**SHORT EXERCISE**
Set the listing down unchanged, minus every embedded image.

(Excerpt from a dataset)
---+---
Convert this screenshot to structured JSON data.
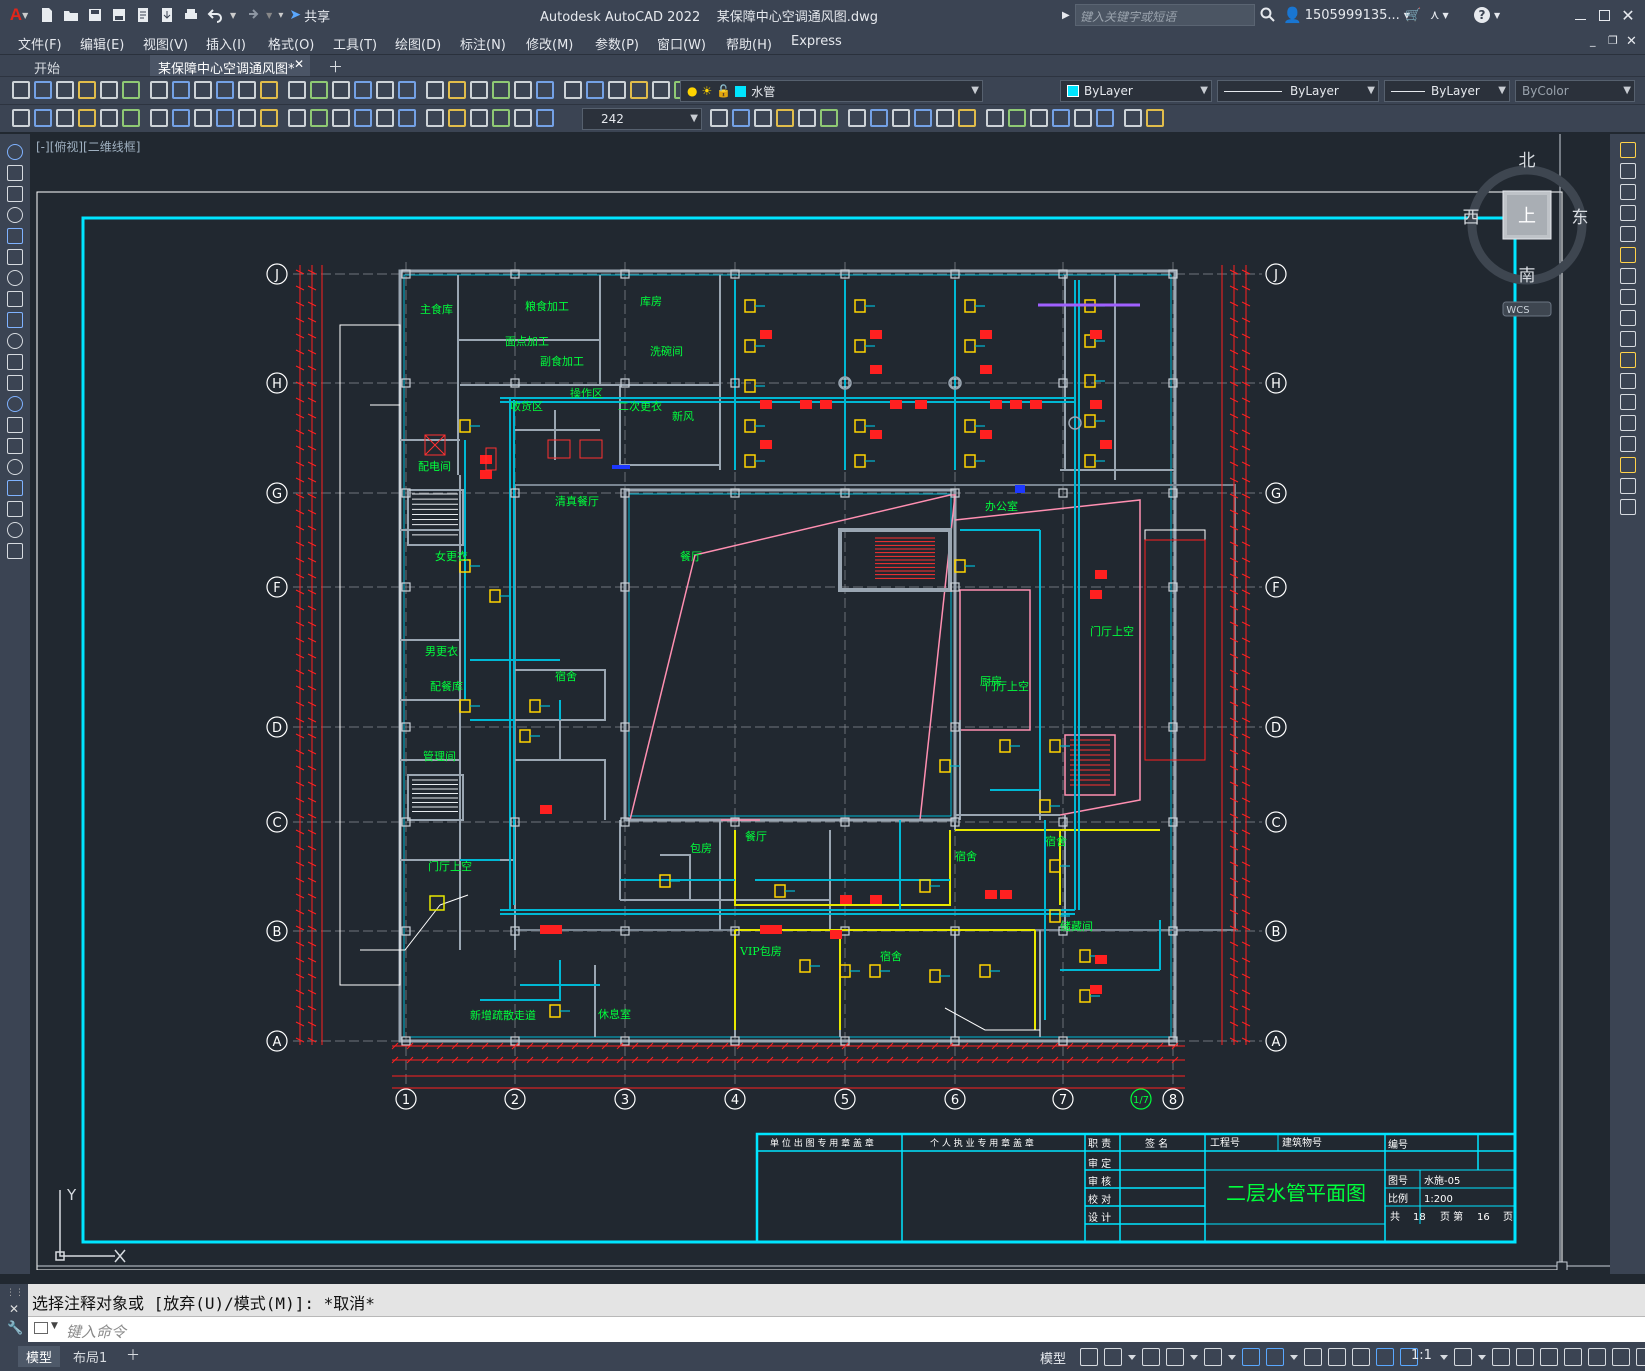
{
  "titlebar": {
    "app_title": "Autodesk AutoCAD 2022",
    "file_title": "某保障中心空调通风图.dwg",
    "share_label": "共享",
    "search_placeholder": "键入关键字或短语",
    "user": "1505999135...",
    "app_logo": "A"
  },
  "menu": [
    "文件(F)",
    "编辑(E)",
    "视图(V)",
    "插入(I)",
    "格式(O)",
    "工具(T)",
    "绘图(D)",
    "标注(N)",
    "修改(M)",
    "参数(P)",
    "窗口(W)",
    "帮助(H)",
    "Express"
  ],
  "tabs": [
    {
      "label": "开始"
    },
    {
      "label": "某保障中心空调通风图*"
    }
  ],
  "toolbar": {
    "layer_name": "水管",
    "color": "ByLayer",
    "linetype": "ByLayer",
    "lineweight": "ByLayer",
    "plotstyle": "ByColor",
    "dim_value": "242"
  },
  "view": {
    "label": "[-][俯视][二维线框]",
    "compass": {
      "north": "北",
      "south": "南",
      "east": "东",
      "west": "西",
      "top": "上",
      "wcs": "WCS"
    },
    "ucs_y": "Y"
  },
  "drawing": {
    "row_axes": [
      "J",
      "H",
      "G",
      "F",
      "D",
      "C",
      "B",
      "A"
    ],
    "col_axes": [
      "1",
      "2",
      "3",
      "4",
      "5",
      "6",
      "7",
      "8"
    ],
    "col_axis_extra": "1/7",
    "rooms": [
      "主食库",
      "粮食加工",
      "面点加工",
      "副食加工",
      "库房",
      "洗碗间",
      "操作区",
      "收货区",
      "二次更衣",
      "新风",
      "配电间",
      "女更衣",
      "男更衣",
      "配餐库",
      "管理间",
      "门厅上空",
      "办公室",
      "厨房",
      "宿舍",
      "清真餐厅",
      "包房",
      "餐厅",
      "VIP包房",
      "储藏间",
      "休息室",
      "新增疏散走道"
    ],
    "title_block": {
      "unit_seal": "单 位 出 图 专 用 章 盖 章",
      "personal_seal": "个 人 执 业 专 用 章 盖 章",
      "duty": "职 责",
      "signature": "签 名",
      "roles": [
        "审 定",
        "审 核",
        "校 对",
        "设 计"
      ],
      "project_no_label": "工程号",
      "building_no_label": "建筑物号",
      "drawing_title": "二层水管平面图",
      "number_label": "编号",
      "sheet_no_label": "图号",
      "sheet_no_value": "水施-05",
      "scale_label": "比例",
      "scale_value": "1:200",
      "total_label": "共",
      "total_value": "18",
      "page_label": "页  第",
      "page_value": "16",
      "page_suffix": "页"
    }
  },
  "command": {
    "history": "选择注释对象或 [放弃(U)/模式(M)]: *取消*",
    "placeholder": "键入命令"
  },
  "statusbar": {
    "layouts": [
      "模型",
      "布局1"
    ],
    "model_label": "模型",
    "scale": "1:1"
  },
  "colors": {
    "frame": "#00e5ff",
    "wall": "#9aa6b2",
    "pipe": "#00b8d4",
    "room_text": "#00ff3c",
    "equipment": "#ffd400",
    "valve": "#ff2020",
    "axis": "#ffffff",
    "stair": "#ff3030",
    "pink": "#ff8fb1"
  }
}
---+---
**FULL RESPONSE**
Convert this screenshot to structured JSON data.
{
  "titlebar": {
    "app_title": "Autodesk AutoCAD 2022",
    "file_title": "某保障中心空调通风图.dwg",
    "share_label": "共享",
    "search_placeholder": "键入关键字或短语",
    "user": "1505999135...",
    "app_logo": "A"
  },
  "menu": [
    "文件(F)",
    "编辑(E)",
    "视图(V)",
    "插入(I)",
    "格式(O)",
    "工具(T)",
    "绘图(D)",
    "标注(N)",
    "修改(M)",
    "参数(P)",
    "窗口(W)",
    "帮助(H)",
    "Express"
  ],
  "tabs": [
    {
      "label": "开始"
    },
    {
      "label": "某保障中心空调通风图*"
    }
  ],
  "toolbar": {
    "layer_name": "水管",
    "color": "ByLayer",
    "linetype": "ByLayer",
    "lineweight": "ByLayer",
    "plotstyle": "ByColor",
    "dim_value": "242"
  },
  "view": {
    "label": "[-][俯视][二维线框]",
    "compass": {
      "north": "北",
      "south": "南",
      "east": "东",
      "west": "西",
      "top": "上",
      "wcs": "WCS"
    },
    "ucs_y": "Y"
  },
  "drawing": {
    "row_axes": [
      "J",
      "H",
      "G",
      "F",
      "D",
      "C",
      "B",
      "A"
    ],
    "col_axes": [
      "1",
      "2",
      "3",
      "4",
      "5",
      "6",
      "7",
      "8"
    ],
    "col_axis_extra": "1/7",
    "rooms": [
      "主食库",
      "粮食加工",
      "面点加工",
      "副食加工",
      "库房",
      "洗碗间",
      "操作区",
      "收货区",
      "二次更衣",
      "新风",
      "配电间",
      "女更衣",
      "男更衣",
      "配餐库",
      "管理间",
      "门厅上空",
      "办公室",
      "厨房",
      "宿舍",
      "清真餐厅",
      "包房",
      "餐厅",
      "VIP包房",
      "储藏间",
      "休息室",
      "新增疏散走道"
    ],
    "title_block": {
      "unit_seal": "单 位 出 图 专 用 章 盖 章",
      "personal_seal": "个 人 执 业 专 用 章 盖 章",
      "duty": "职 责",
      "signature": "签 名",
      "roles": [
        "审 定",
        "审 核",
        "校 对",
        "设 计"
      ],
      "project_no_label": "工程号",
      "building_no_label": "建筑物号",
      "drawing_title": "二层水管平面图",
      "number_label": "编号",
      "sheet_no_label": "图号",
      "sheet_no_value": "水施-05",
      "scale_label": "比例",
      "scale_value": "1:200",
      "total_label": "共",
      "total_value": "18",
      "page_label": "页  第",
      "page_value": "16",
      "page_suffix": "页"
    }
  },
  "command": {
    "history": "选择注释对象或 [放弃(U)/模式(M)]: *取消*",
    "placeholder": "键入命令"
  },
  "statusbar": {
    "layouts": [
      "模型",
      "布局1"
    ],
    "model_label": "模型",
    "scale": "1:1"
  },
  "colors": {
    "frame": "#00e5ff",
    "wall": "#9aa6b2",
    "pipe": "#00b8d4",
    "room_text": "#00ff3c",
    "equipment": "#ffd400",
    "valve": "#ff2020",
    "axis": "#ffffff",
    "stair": "#ff3030",
    "pink": "#ff8fb1"
  }
}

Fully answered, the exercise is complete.